*Do this*.
Return each line containing "keyword".

*Data*.
"""
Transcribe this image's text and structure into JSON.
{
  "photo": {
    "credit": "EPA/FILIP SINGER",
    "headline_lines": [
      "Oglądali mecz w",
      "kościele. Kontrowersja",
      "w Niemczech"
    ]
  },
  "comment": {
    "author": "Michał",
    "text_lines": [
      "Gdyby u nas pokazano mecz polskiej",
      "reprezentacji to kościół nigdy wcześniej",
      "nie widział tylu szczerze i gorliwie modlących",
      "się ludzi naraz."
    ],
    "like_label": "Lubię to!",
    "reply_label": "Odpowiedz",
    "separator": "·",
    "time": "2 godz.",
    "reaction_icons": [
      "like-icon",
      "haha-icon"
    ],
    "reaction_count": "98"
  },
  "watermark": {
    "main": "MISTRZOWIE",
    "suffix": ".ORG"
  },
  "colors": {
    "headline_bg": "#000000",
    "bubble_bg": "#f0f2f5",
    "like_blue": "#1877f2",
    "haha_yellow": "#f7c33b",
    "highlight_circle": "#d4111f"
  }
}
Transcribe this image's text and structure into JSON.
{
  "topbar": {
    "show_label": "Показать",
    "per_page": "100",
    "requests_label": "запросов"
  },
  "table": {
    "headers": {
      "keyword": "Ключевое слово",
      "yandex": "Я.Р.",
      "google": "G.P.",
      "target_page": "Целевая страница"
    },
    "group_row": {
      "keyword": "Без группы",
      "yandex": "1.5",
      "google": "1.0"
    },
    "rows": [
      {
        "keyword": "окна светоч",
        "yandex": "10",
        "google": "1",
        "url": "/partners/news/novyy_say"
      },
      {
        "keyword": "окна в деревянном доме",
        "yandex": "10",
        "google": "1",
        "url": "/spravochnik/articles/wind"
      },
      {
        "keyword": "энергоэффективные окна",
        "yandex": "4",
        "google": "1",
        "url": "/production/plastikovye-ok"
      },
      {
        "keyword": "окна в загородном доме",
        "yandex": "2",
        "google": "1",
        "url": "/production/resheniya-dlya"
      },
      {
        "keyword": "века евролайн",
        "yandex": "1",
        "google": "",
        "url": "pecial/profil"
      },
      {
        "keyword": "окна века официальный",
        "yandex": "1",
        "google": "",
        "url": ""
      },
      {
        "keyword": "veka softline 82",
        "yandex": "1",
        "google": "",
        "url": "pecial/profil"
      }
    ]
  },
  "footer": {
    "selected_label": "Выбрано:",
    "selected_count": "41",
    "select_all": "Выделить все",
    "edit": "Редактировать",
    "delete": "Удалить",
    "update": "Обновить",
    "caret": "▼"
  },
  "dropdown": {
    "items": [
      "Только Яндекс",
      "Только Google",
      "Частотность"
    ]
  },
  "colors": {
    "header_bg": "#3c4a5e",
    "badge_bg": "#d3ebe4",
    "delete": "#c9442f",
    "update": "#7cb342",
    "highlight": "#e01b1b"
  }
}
"""
*Expected answer*.
      "keyword": "Ключевое слово",
      "keyword": "Без группы",
        "keyword": "окна светоч",
        "keyword": "окна в деревянном доме",
        "keyword": "энергоэффективные окна",
        "keyword": "окна в загородном доме",
        "keyword": "века евролайн",
        "keyword": "окна века официальный",
        "keyword": "veka softline 82",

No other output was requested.